### Material supplied ###
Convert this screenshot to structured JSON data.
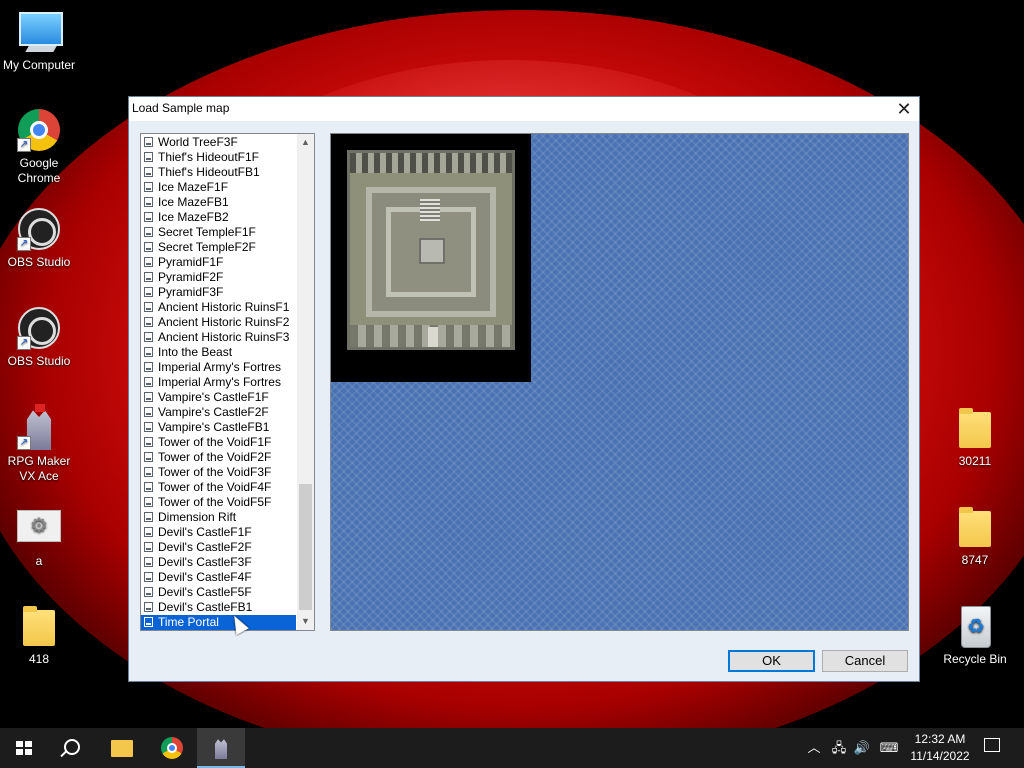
{
  "desktop": {
    "icons_left": [
      {
        "label": "My Computer",
        "icon": "computer-icon"
      },
      {
        "label": "Google Chrome",
        "icon": "chrome-icon"
      },
      {
        "label": "OBS Studio",
        "icon": "obs-icon"
      },
      {
        "label": "OBS Studio",
        "icon": "obs-icon"
      },
      {
        "label": "RPG Maker VX Ace",
        "icon": "rpg-maker-icon"
      },
      {
        "label": "a",
        "icon": "gear-file-icon"
      },
      {
        "label": "418",
        "icon": "folder-icon"
      }
    ],
    "icons_right": [
      {
        "label": "30211",
        "icon": "folder-icon"
      },
      {
        "label": "8747",
        "icon": "folder-icon"
      },
      {
        "label": "Recycle Bin",
        "icon": "recycle-bin-icon"
      }
    ]
  },
  "dialog": {
    "title": "Load Sample map",
    "close_glyph": "✕",
    "maps": [
      "World TreeF3F",
      "Thief's HideoutF1F",
      "Thief's HideoutFB1",
      "Ice MazeF1F",
      "Ice MazeFB1",
      "Ice MazeFB2",
      "Secret TempleF1F",
      "Secret TempleF2F",
      "PyramidF1F",
      "PyramidF2F",
      "PyramidF3F",
      "Ancient Historic RuinsF1",
      "Ancient Historic RuinsF2",
      "Ancient Historic RuinsF3",
      "Into the Beast",
      "Imperial Army's Fortres",
      "Imperial Army's Fortres",
      "Vampire's CastleF1F",
      "Vampire's CastleF2F",
      "Vampire's CastleFB1",
      "Tower of the VoidF1F",
      "Tower of the VoidF2F",
      "Tower of the VoidF3F",
      "Tower of the VoidF4F",
      "Tower of the VoidF5F",
      "Dimension Rift",
      "Devil's CastleF1F",
      "Devil's CastleF2F",
      "Devil's CastleF3F",
      "Devil's CastleF4F",
      "Devil's CastleF5F",
      "Devil's CastleFB1",
      "Time Portal"
    ],
    "selected_map": "Time Portal",
    "ok_label": "OK",
    "cancel_label": "Cancel"
  },
  "taskbar": {
    "time": "12:32 AM",
    "date": "11/14/2022",
    "pinned": [
      "windows-start-icon",
      "search-icon",
      "file-explorer-icon",
      "chrome-icon",
      "rpg-maker-icon"
    ]
  }
}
###
_Problem_: Drop the pictures and reproduce the rest of the entries above exactly.

_Response to the task_:
Convert this screenshot to structured JSON data.
{
  "desktop": {
    "icons_left": [
      {
        "label": "My Computer",
        "icon": "computer-icon"
      },
      {
        "label": "Google Chrome",
        "icon": "chrome-icon"
      },
      {
        "label": "OBS Studio",
        "icon": "obs-icon"
      },
      {
        "label": "OBS Studio",
        "icon": "obs-icon"
      },
      {
        "label": "RPG Maker VX Ace",
        "icon": "rpg-maker-icon"
      },
      {
        "label": "a",
        "icon": "gear-file-icon"
      },
      {
        "label": "418",
        "icon": "folder-icon"
      }
    ],
    "icons_right": [
      {
        "label": "30211",
        "icon": "folder-icon"
      },
      {
        "label": "8747",
        "icon": "folder-icon"
      },
      {
        "label": "Recycle Bin",
        "icon": "recycle-bin-icon"
      }
    ]
  },
  "dialog": {
    "title": "Load Sample map",
    "close_glyph": "✕",
    "maps": [
      "World TreeF3F",
      "Thief's HideoutF1F",
      "Thief's HideoutFB1",
      "Ice MazeF1F",
      "Ice MazeFB1",
      "Ice MazeFB2",
      "Secret TempleF1F",
      "Secret TempleF2F",
      "PyramidF1F",
      "PyramidF2F",
      "PyramidF3F",
      "Ancient Historic RuinsF1",
      "Ancient Historic RuinsF2",
      "Ancient Historic RuinsF3",
      "Into the Beast",
      "Imperial Army's Fortres",
      "Imperial Army's Fortres",
      "Vampire's CastleF1F",
      "Vampire's CastleF2F",
      "Vampire's CastleFB1",
      "Tower of the VoidF1F",
      "Tower of the VoidF2F",
      "Tower of the VoidF3F",
      "Tower of the VoidF4F",
      "Tower of the VoidF5F",
      "Dimension Rift",
      "Devil's CastleF1F",
      "Devil's CastleF2F",
      "Devil's CastleF3F",
      "Devil's CastleF4F",
      "Devil's CastleF5F",
      "Devil's CastleFB1",
      "Time Portal"
    ],
    "selected_map": "Time Portal",
    "ok_label": "OK",
    "cancel_label": "Cancel"
  },
  "taskbar": {
    "time": "12:32 AM",
    "date": "11/14/2022",
    "pinned": [
      "windows-start-icon",
      "search-icon",
      "file-explorer-icon",
      "chrome-icon",
      "rpg-maker-icon"
    ]
  }
}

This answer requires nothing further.